#### [Stored rows]
▽
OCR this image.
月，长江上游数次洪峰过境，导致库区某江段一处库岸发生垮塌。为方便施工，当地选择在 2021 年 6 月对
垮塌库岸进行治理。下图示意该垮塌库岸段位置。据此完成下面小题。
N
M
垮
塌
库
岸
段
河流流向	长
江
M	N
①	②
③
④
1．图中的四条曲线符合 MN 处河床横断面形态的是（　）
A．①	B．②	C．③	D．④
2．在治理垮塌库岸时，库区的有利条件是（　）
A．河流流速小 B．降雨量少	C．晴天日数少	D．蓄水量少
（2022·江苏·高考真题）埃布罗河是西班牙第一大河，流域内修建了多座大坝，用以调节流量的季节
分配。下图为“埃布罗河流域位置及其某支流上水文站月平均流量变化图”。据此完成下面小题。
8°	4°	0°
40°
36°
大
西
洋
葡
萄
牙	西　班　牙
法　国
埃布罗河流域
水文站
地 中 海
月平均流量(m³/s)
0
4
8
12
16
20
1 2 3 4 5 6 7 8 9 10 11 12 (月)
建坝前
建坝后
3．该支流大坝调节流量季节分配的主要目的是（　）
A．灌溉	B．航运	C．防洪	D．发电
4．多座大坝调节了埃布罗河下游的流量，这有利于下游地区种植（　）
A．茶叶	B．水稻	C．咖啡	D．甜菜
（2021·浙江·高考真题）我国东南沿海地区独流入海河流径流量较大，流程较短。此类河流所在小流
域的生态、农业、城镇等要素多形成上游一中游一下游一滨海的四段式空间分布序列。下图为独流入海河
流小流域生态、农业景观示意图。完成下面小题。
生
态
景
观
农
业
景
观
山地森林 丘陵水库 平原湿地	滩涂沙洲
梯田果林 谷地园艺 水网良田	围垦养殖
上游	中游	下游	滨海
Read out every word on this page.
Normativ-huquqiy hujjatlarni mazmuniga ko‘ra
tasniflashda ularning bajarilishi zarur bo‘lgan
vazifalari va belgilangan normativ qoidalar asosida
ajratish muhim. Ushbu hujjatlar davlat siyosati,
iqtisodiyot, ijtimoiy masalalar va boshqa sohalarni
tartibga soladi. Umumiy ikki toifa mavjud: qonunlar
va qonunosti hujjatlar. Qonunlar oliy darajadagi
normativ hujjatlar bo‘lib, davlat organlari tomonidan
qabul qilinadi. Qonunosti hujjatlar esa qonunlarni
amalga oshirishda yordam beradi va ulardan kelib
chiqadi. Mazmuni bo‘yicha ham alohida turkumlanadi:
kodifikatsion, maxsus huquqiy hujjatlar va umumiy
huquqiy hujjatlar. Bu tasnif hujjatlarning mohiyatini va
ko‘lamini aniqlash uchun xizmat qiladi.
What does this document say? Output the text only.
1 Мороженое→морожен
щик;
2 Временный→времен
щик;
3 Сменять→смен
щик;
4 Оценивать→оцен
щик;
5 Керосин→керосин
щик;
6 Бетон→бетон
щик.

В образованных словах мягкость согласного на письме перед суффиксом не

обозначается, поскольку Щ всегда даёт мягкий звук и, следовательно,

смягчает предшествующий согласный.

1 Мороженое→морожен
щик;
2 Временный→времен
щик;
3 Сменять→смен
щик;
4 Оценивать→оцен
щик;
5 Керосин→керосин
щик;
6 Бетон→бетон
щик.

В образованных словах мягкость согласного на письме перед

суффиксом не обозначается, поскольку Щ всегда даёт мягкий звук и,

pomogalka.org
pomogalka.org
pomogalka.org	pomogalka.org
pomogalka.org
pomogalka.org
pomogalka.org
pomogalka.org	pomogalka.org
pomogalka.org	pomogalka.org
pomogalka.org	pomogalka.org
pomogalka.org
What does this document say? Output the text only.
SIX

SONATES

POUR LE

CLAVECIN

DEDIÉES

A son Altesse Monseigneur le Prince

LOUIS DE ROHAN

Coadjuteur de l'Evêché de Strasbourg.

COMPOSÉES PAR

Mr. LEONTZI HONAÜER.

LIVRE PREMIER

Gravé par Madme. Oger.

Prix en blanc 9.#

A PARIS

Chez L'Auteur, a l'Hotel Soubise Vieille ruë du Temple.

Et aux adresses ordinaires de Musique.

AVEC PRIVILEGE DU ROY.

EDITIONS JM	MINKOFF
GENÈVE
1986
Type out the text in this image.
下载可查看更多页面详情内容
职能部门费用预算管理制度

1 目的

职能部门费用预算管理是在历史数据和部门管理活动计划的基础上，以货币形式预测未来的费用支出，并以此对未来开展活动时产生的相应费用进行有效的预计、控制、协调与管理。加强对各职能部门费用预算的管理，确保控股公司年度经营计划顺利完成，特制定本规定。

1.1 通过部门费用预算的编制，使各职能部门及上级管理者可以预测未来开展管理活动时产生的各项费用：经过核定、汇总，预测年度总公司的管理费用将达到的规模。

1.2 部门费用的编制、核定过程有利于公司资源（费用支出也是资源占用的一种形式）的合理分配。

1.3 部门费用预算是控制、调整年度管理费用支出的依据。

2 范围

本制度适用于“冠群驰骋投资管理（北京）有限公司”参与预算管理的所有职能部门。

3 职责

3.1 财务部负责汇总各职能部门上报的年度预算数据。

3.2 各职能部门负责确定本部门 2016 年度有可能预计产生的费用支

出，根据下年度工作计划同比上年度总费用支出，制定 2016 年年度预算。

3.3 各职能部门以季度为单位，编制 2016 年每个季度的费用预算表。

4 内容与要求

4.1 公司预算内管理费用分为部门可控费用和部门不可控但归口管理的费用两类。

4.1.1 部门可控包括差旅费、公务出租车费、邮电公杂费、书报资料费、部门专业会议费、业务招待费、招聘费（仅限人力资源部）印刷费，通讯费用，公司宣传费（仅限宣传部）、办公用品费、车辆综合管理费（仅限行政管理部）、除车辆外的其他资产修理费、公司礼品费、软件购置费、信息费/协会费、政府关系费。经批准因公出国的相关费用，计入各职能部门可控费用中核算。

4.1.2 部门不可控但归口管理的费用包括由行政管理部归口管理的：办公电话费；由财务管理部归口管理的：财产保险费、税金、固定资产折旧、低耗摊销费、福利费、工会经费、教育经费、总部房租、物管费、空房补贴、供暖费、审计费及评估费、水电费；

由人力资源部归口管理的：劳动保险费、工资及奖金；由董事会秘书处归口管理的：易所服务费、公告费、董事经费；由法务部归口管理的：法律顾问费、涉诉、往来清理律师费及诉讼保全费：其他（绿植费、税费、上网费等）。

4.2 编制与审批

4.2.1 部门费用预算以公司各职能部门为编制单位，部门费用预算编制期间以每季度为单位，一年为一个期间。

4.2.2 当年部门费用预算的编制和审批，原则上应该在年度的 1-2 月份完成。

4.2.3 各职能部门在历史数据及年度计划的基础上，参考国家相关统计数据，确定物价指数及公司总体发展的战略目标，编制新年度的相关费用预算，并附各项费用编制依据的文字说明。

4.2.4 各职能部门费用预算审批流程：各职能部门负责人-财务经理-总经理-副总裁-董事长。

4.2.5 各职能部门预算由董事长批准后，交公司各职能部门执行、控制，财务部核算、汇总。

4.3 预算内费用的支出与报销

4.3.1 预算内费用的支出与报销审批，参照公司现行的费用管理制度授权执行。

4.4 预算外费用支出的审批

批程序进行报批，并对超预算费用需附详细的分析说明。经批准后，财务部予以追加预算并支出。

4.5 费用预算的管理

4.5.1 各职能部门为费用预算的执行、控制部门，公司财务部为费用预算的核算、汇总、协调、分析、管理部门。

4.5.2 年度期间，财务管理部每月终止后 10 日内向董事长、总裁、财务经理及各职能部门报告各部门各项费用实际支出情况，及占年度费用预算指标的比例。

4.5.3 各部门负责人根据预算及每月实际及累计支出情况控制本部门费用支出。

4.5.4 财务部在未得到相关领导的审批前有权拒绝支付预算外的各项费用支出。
△
#### [Do this]
Lines that include the word "高考真题" — how many are there in the data? Answer with the number alone.

#### [Finished task]
2